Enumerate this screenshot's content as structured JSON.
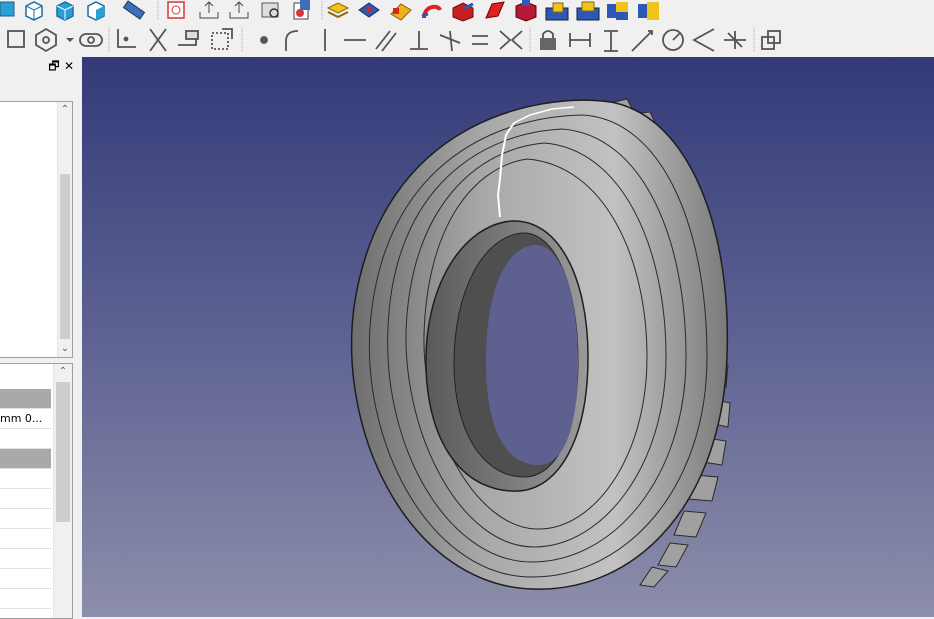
{
  "toolbar_top": {
    "icons": [
      "view-front-icon",
      "view-top-icon",
      "view-right-icon",
      "measure-icon",
      "sketch-icon",
      "export-icon",
      "import-icon",
      "inspect-icon",
      "refine-icon",
      "layers-icon",
      "box-icon",
      "cylinder-icon",
      "tube-icon",
      "pocket-icon",
      "solid-icon",
      "part-icon",
      "fuse-icon",
      "cut-icon",
      "common-icon"
    ]
  },
  "toolbar_sketch": {
    "icons": [
      "sketch-rect-icon",
      "polygon-icon",
      "slot-icon",
      "fillet-icon",
      "trim-icon",
      "extend-icon",
      "external-icon",
      "point-constraint-icon",
      "tangent-icon",
      "vertical-icon",
      "horizontal-icon",
      "parallel-icon",
      "perpendicular-icon",
      "tangent-constraint-icon",
      "equal-icon",
      "symmetric-icon",
      "lock-icon",
      "horiz-distance-icon",
      "vert-distance-icon",
      "distance-icon",
      "radius-icon",
      "angle-icon",
      "snell-icon",
      "toggle-construction-icon"
    ]
  },
  "panel": {
    "restore_glyph": "🗗",
    "close_glyph": "✕"
  },
  "properties": {
    "rows": [
      {
        "type": "group",
        "text": ""
      },
      {
        "type": "value",
        "text": "mm  0..."
      },
      {
        "type": "value",
        "text": ""
      },
      {
        "type": "group",
        "text": ""
      },
      {
        "type": "value",
        "text": ""
      },
      {
        "type": "value",
        "text": ""
      },
      {
        "type": "value",
        "text": ""
      },
      {
        "type": "value",
        "text": ""
      },
      {
        "type": "value",
        "text": ""
      },
      {
        "type": "value",
        "text": ""
      }
    ]
  },
  "colors": {
    "viewport_top": "#333a78",
    "viewport_bottom": "#8c8eaa",
    "tire": "#9a9a9a",
    "selection_edge": "#ffffff"
  }
}
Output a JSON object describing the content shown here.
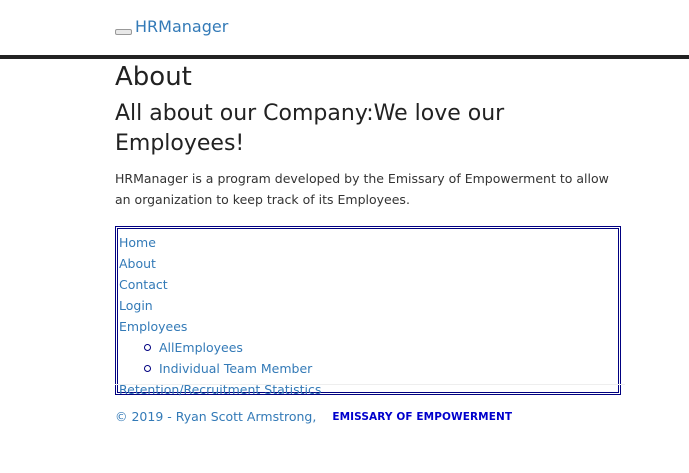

--

### PROBLEM STATEMENT
Leave out every picture and copy the rest of the records exactly.

### EXERCISE RESULT
Enumerate this screenshot's content as structured JSON.
{
  "toolbar_top": {
    "icons": [
      "view-front-icon",
      "view-top-icon",
      "view-right-icon",
      "measure-icon",
      "sketch-icon",
      "export-icon",
      "import-icon",
      "inspect-icon",
      "refine-icon",
      "layers-icon",
      "box-icon",
      "cylinder-icon",
      "tube-icon",
      "pocket-icon",
      "solid-icon",
      "part-icon",
      "fuse-icon",
      "cut-icon",
      "common-icon"
    ]
  },
  "toolbar_sketch": {
    "icons": [
      "sketch-rect-icon",
      "polygon-icon",
      "slot-icon",
      "fillet-icon",
      "trim-icon",
      "extend-icon",
      "external-icon",
      "point-constraint-icon",
      "tangent-icon",
      "vertical-icon",
      "horizontal-icon",
      "parallel-icon",
      "perpendicular-icon",
      "tangent-constraint-icon",
      "equal-icon",
      "symmetric-icon",
      "lock-icon",
      "horiz-distance-icon",
      "vert-distance-icon",
      "distance-icon",
      "radius-icon",
      "angle-icon",
      "snell-icon",
      "toggle-construction-icon"
    ]
  },
  "panel": {
    "restore_glyph": "🗗",
    "close_glyph": "✕"
  },
  "properties": {
    "rows": [
      {
        "type": "group",
        "text": ""
      },
      {
        "type": "value",
        "text": "mm  0..."
      },
      {
        "type": "value",
        "text": ""
      },
      {
        "type": "group",
        "text": ""
      },
      {
        "type": "value",
        "text": ""
      },
      {
        "type": "value",
        "text": ""
      },
      {
        "type": "value",
        "text": ""
      },
      {
        "type": "value",
        "text": ""
      },
      {
        "type": "value",
        "text": ""
      },
      {
        "type": "value",
        "text": ""
      }
    ]
  },
  "colors": {
    "viewport_top": "#333a78",
    "viewport_bottom": "#8c8eaa",
    "tire": "#9a9a9a",
    "selection_edge": "#ffffff"
  }
}
Output a JSON object describing the content shown here.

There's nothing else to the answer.